_GOAL_. What lines of the data include the string "type"? Copy them all.

[Figure data in JSON]
********

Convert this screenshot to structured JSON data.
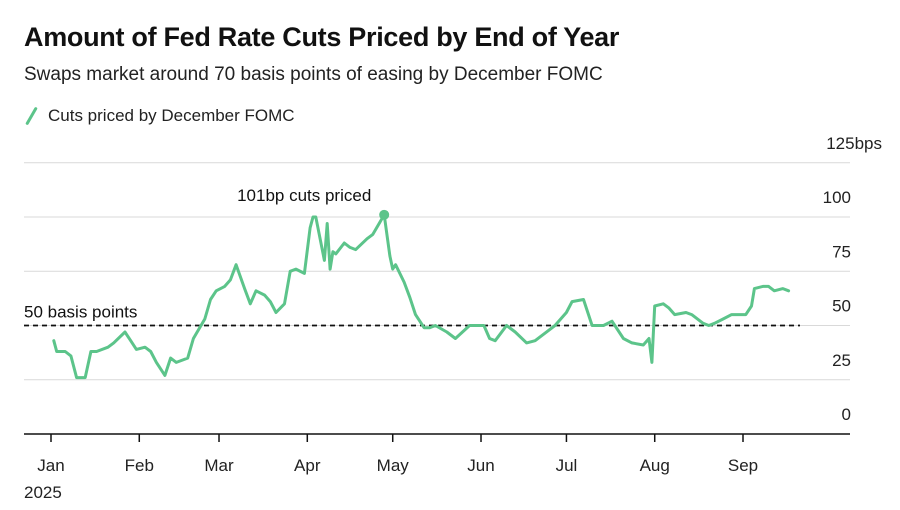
{
  "header": {
    "title": "Amount of Fed Rate Cuts Priced by End of Year",
    "subtitle": "Swaps market around 70 basis points of easing by December FOMC"
  },
  "colors": {
    "series": "#5cc48a",
    "grid": "#d9d9d9",
    "axis": "#111111",
    "reference": "#111111"
  },
  "chart_data": {
    "type": "line",
    "title": "Amount of Fed Rate Cuts Priced by End of Year",
    "subtitle": "Swaps market around 70 basis points of easing by December FOMC",
    "y_unit": "bps",
    "ylim": [
      0,
      125
    ],
    "y_ticks": [
      0,
      25,
      50,
      75,
      100,
      125
    ],
    "y_tick_labels": [
      "0",
      "25",
      "50",
      "75",
      "100",
      "125bps"
    ],
    "x_tick_labels": [
      "Jan",
      "Feb",
      "Mar",
      "Apr",
      "May",
      "Jun",
      "Jul",
      "Aug",
      "Sep"
    ],
    "x_year_label": "2025",
    "grid": "horizontal",
    "legend_position": "top-left",
    "series": [
      {
        "name": "Cuts priced by December FOMC",
        "x": [
          "2025-01-02",
          "2025-01-03",
          "2025-01-06",
          "2025-01-08",
          "2025-01-10",
          "2025-01-13",
          "2025-01-15",
          "2025-01-16",
          "2025-01-17",
          "2025-01-21",
          "2025-01-23",
          "2025-01-27",
          "2025-01-29",
          "2025-01-31",
          "2025-02-03",
          "2025-02-05",
          "2025-02-07",
          "2025-02-10",
          "2025-02-12",
          "2025-02-14",
          "2025-02-18",
          "2025-02-20",
          "2025-02-24",
          "2025-02-26",
          "2025-02-28",
          "2025-03-03",
          "2025-03-05",
          "2025-03-07",
          "2025-03-10",
          "2025-03-12",
          "2025-03-14",
          "2025-03-17",
          "2025-03-19",
          "2025-03-21",
          "2025-03-24",
          "2025-03-26",
          "2025-03-28",
          "2025-03-31",
          "2025-04-02",
          "2025-04-03",
          "2025-04-04",
          "2025-04-07",
          "2025-04-08",
          "2025-04-09",
          "2025-04-10",
          "2025-04-11",
          "2025-04-14",
          "2025-04-16",
          "2025-04-18",
          "2025-04-22",
          "2025-04-24",
          "2025-04-28",
          "2025-04-30",
          "2025-05-01",
          "2025-05-02",
          "2025-05-05",
          "2025-05-07",
          "2025-05-09",
          "2025-05-12",
          "2025-05-14",
          "2025-05-16",
          "2025-05-20",
          "2025-05-23",
          "2025-05-28",
          "2025-06-02",
          "2025-06-04",
          "2025-06-06",
          "2025-06-10",
          "2025-06-13",
          "2025-06-17",
          "2025-06-20",
          "2025-06-25",
          "2025-06-27",
          "2025-07-01",
          "2025-07-03",
          "2025-07-07",
          "2025-07-10",
          "2025-07-14",
          "2025-07-17",
          "2025-07-21",
          "2025-07-24",
          "2025-07-28",
          "2025-07-30",
          "2025-07-31",
          "2025-08-01",
          "2025-08-04",
          "2025-08-06",
          "2025-08-08",
          "2025-08-12",
          "2025-08-14",
          "2025-08-18",
          "2025-08-20",
          "2025-08-22",
          "2025-08-25",
          "2025-08-28",
          "2025-09-02",
          "2025-09-04",
          "2025-09-05",
          "2025-09-08",
          "2025-09-10",
          "2025-09-12",
          "2025-09-15",
          "2025-09-17"
        ],
        "y": [
          43,
          38,
          38,
          36,
          26,
          26,
          38,
          38,
          38,
          40,
          42,
          47,
          43,
          39,
          40,
          38,
          33,
          27,
          35,
          33,
          35,
          44,
          53,
          62,
          66,
          68,
          71,
          78,
          67,
          60,
          66,
          64,
          61,
          56,
          60,
          75,
          76,
          74,
          95,
          100,
          100,
          80,
          97,
          76,
          84,
          83,
          88,
          86,
          85,
          90,
          92,
          101,
          82,
          76,
          78,
          70,
          63,
          55,
          49,
          49,
          50,
          47,
          44,
          50,
          50,
          44,
          43,
          50,
          47,
          42,
          43,
          48,
          50,
          56,
          61,
          62,
          50,
          50,
          52,
          44,
          42,
          41,
          44,
          33,
          59,
          60,
          58,
          55,
          56,
          55,
          51,
          50,
          51,
          53,
          55,
          55,
          59,
          67,
          68,
          68,
          66,
          67,
          66
        ],
        "color": "#5cc48a"
      }
    ],
    "reference_line": {
      "value": 50,
      "label": "50 basis points",
      "style": "dashed"
    },
    "annotations": [
      {
        "x": "2025-04-28",
        "y": 101,
        "label": "101bp cuts priced"
      }
    ]
  }
}
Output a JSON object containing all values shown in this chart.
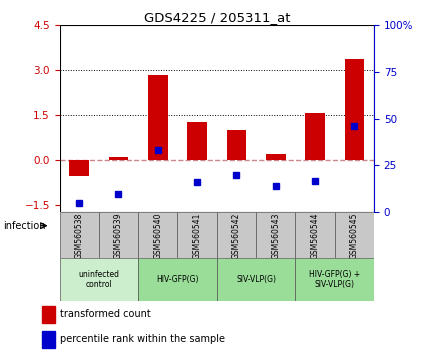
{
  "title": "GDS4225 / 205311_at",
  "samples": [
    "GSM560538",
    "GSM560539",
    "GSM560540",
    "GSM560541",
    "GSM560542",
    "GSM560543",
    "GSM560544",
    "GSM560545"
  ],
  "red_bars": [
    -0.55,
    0.08,
    2.82,
    1.25,
    1.0,
    0.18,
    1.55,
    3.35
  ],
  "blue_dots_pct": [
    5,
    10,
    33,
    16,
    20,
    14,
    17,
    46
  ],
  "ylim_left": [
    -1.75,
    4.5
  ],
  "ylim_right": [
    0,
    100
  ],
  "yticks_left": [
    -1.5,
    0,
    1.5,
    3,
    4.5
  ],
  "yticks_right": [
    0,
    25,
    50,
    75,
    100
  ],
  "groups": [
    {
      "label": "uninfected\ncontrol",
      "start": 0,
      "end": 2,
      "color": "#cceecc"
    },
    {
      "label": "HIV-GFP(G)",
      "start": 2,
      "end": 4,
      "color": "#99dd99"
    },
    {
      "label": "SIV-VLP(G)",
      "start": 4,
      "end": 6,
      "color": "#99dd99"
    },
    {
      "label": "HIV-GFP(G) +\nSIV-VLP(G)",
      "start": 6,
      "end": 8,
      "color": "#99dd99"
    }
  ],
  "red_color": "#cc0000",
  "blue_color": "#0000cc",
  "zero_line_color": "#cc8888",
  "bar_width": 0.5,
  "bg_color_samples": "#c8c8c8",
  "legend_red": "transformed count",
  "legend_blue": "percentile rank within the sample",
  "infection_label": "infection"
}
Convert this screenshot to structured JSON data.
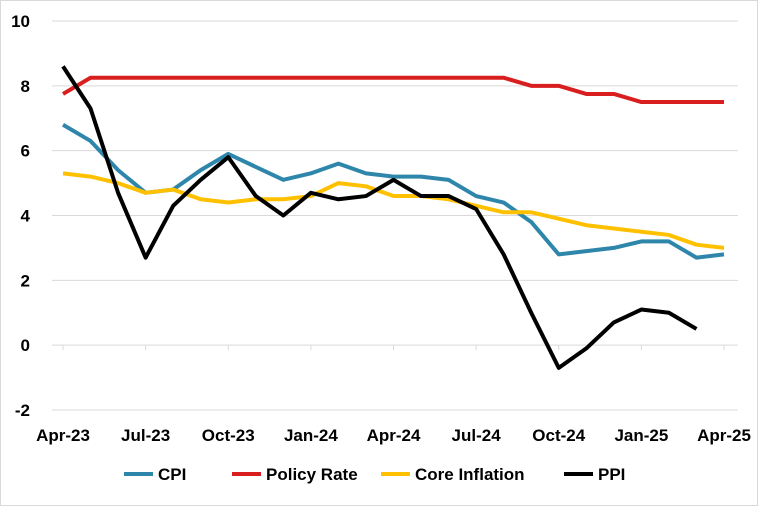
{
  "chart_data": {
    "type": "line",
    "title": "",
    "xlabel": "",
    "ylabel": "",
    "ylim": [
      -2,
      10
    ],
    "yticks": [
      10,
      8,
      6,
      4,
      2,
      0,
      -2
    ],
    "x_tick_labels": [
      "Apr-23",
      "Jul-23",
      "Oct-23",
      "Jan-24",
      "Apr-24",
      "Jul-24",
      "Oct-24",
      "Jan-25",
      "Apr-25"
    ],
    "grid": "horizontal",
    "legend_position": "bottom",
    "months": [
      "Apr-23",
      "May-23",
      "Jun-23",
      "Jul-23",
      "Aug-23",
      "Sep-23",
      "Oct-23",
      "Nov-23",
      "Dec-23",
      "Jan-24",
      "Feb-24",
      "Mar-24",
      "Apr-24",
      "May-24",
      "Jun-24",
      "Jul-24",
      "Aug-24",
      "Sep-24",
      "Oct-24",
      "Nov-24",
      "Dec-24",
      "Jan-25",
      "Feb-25",
      "Mar-25",
      "Apr-25"
    ],
    "series": [
      {
        "name": "CPI",
        "color": "#2E86AB",
        "values": [
          6.8,
          6.3,
          5.4,
          4.7,
          4.8,
          5.4,
          5.9,
          5.5,
          5.1,
          5.3,
          5.6,
          5.3,
          5.2,
          5.2,
          5.1,
          4.6,
          4.4,
          3.8,
          2.8,
          2.9,
          3.0,
          3.2,
          3.2,
          2.7,
          2.8
        ]
      },
      {
        "name": "Policy Rate",
        "color": "#D81E1E",
        "values": [
          7.75,
          8.25,
          8.25,
          8.25,
          8.25,
          8.25,
          8.25,
          8.25,
          8.25,
          8.25,
          8.25,
          8.25,
          8.25,
          8.25,
          8.25,
          8.25,
          8.25,
          8.0,
          8.0,
          7.75,
          7.75,
          7.5,
          7.5,
          7.5,
          7.5
        ]
      },
      {
        "name": "Core Inflation",
        "color": "#FFC000",
        "values": [
          5.3,
          5.2,
          5.0,
          4.7,
          4.8,
          4.5,
          4.4,
          4.5,
          4.5,
          4.6,
          5.0,
          4.9,
          4.6,
          4.6,
          4.5,
          4.3,
          4.1,
          4.1,
          3.9,
          3.7,
          3.6,
          3.5,
          3.4,
          3.1,
          3.0
        ]
      },
      {
        "name": "PPI",
        "color": "#000000",
        "values": [
          8.6,
          7.3,
          4.7,
          2.7,
          4.3,
          5.1,
          5.8,
          4.6,
          4.0,
          4.7,
          4.5,
          4.6,
          5.1,
          4.6,
          4.6,
          4.2,
          2.8,
          1.0,
          -0.7,
          -0.1,
          0.7,
          1.1,
          1.0,
          0.5,
          null
        ]
      }
    ]
  }
}
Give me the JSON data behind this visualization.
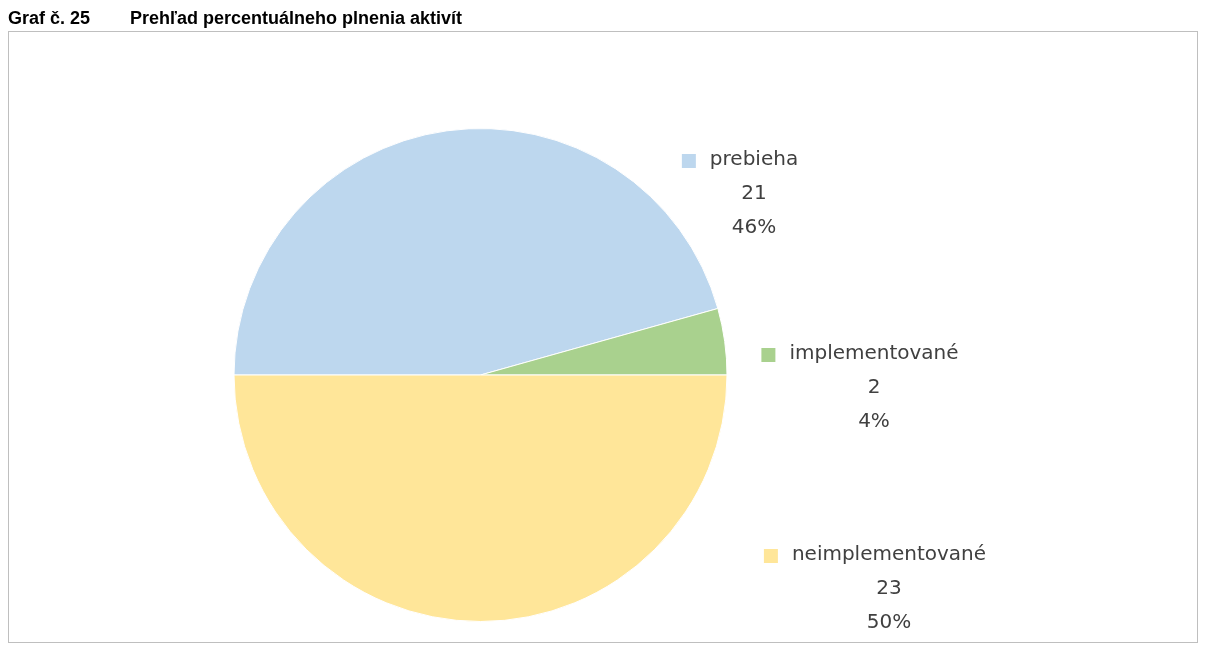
{
  "chart_data": {
    "type": "pie",
    "title": "Graf č. 25        Prehľad percentuálneho plnenia aktivít",
    "categories": [
      "prebieha",
      "implementované",
      "neimplementované"
    ],
    "values": [
      21,
      2,
      23
    ],
    "colors": [
      "#bdd7ee",
      "#a9d18e",
      "#ffe699"
    ],
    "value_labels": [
      "21\n46%",
      "2\n4%",
      "23\n50%"
    ],
    "legend": "right"
  }
}
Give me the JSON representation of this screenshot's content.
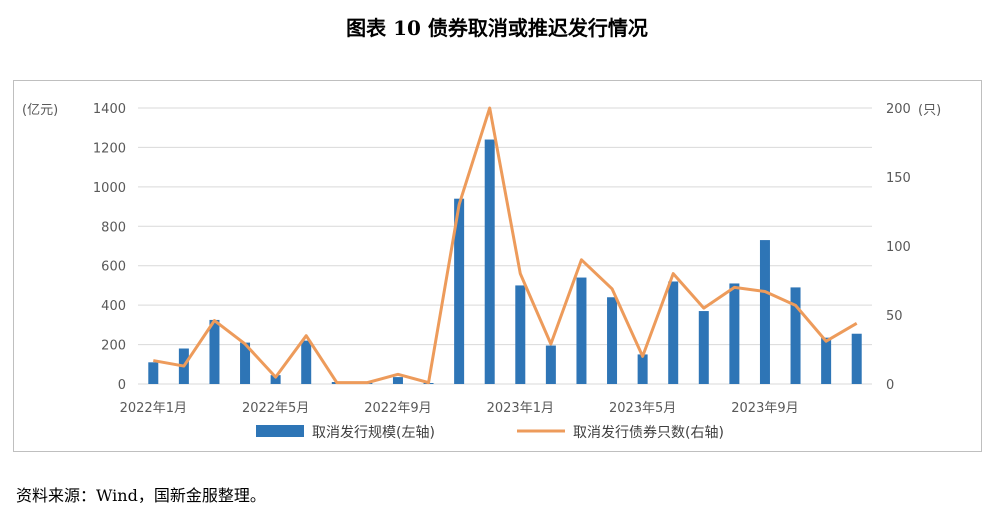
{
  "title": "图表 10  债券取消或推迟发行情况",
  "source": "资料来源：Wind，国新金服整理。",
  "colors": {
    "bar": "#2e75b6",
    "line": "#ed9b5b",
    "axis": "#d9d9d9"
  },
  "chart_data": {
    "type": "bar+line",
    "left_axis_unit": "(亿元)",
    "right_axis_unit": "(只)",
    "y_left_lim": [
      0,
      1400
    ],
    "y_left_ticks": [
      0,
      200,
      400,
      600,
      800,
      1000,
      1200,
      1400
    ],
    "y_right_lim": [
      0,
      200
    ],
    "y_right_ticks": [
      0,
      50,
      100,
      150,
      200
    ],
    "categories": [
      "2022年1月",
      "2022年2月",
      "2022年3月",
      "2022年4月",
      "2022年5月",
      "2022年6月",
      "2022年7月",
      "2022年8月",
      "2022年9月",
      "2022年10月",
      "2022年11月",
      "2022年12月",
      "2023年1月",
      "2023年2月",
      "2023年3月",
      "2023年4月",
      "2023年5月",
      "2023年6月",
      "2023年7月",
      "2023年8月",
      "2023年9月",
      "2023年10月",
      "2023年11月",
      "2023年12月"
    ],
    "x_tick_labels": [
      {
        "index": 0,
        "label": "2022年1月"
      },
      {
        "index": 4,
        "label": "2022年5月"
      },
      {
        "index": 8,
        "label": "2022年9月"
      },
      {
        "index": 12,
        "label": "2023年1月"
      },
      {
        "index": 16,
        "label": "2023年5月"
      },
      {
        "index": 20,
        "label": "2023年9月"
      }
    ],
    "series": [
      {
        "name": "取消发行规模(左轴)",
        "type": "bar",
        "axis": "left",
        "values": [
          110,
          180,
          325,
          210,
          45,
          220,
          10,
          5,
          35,
          5,
          940,
          1240,
          500,
          195,
          540,
          440,
          150,
          520,
          370,
          510,
          730,
          490,
          235,
          255
        ]
      },
      {
        "name": "取消发行债券只数(右轴)",
        "type": "line",
        "axis": "right",
        "values": [
          17,
          13,
          46,
          29,
          5,
          35,
          1,
          1,
          7,
          1,
          130,
          200,
          80,
          29,
          90,
          69,
          20,
          80,
          55,
          70,
          67,
          57,
          31,
          44
        ]
      }
    ],
    "legend_position": "bottom",
    "grid": true
  }
}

********

_RESPONSE FOR THIS EXERCISE_.
    "type": "line",
    "type": "line",
    "type": "pie",
    "type": "bar+line",
        "type": "bar",
        "type": "line",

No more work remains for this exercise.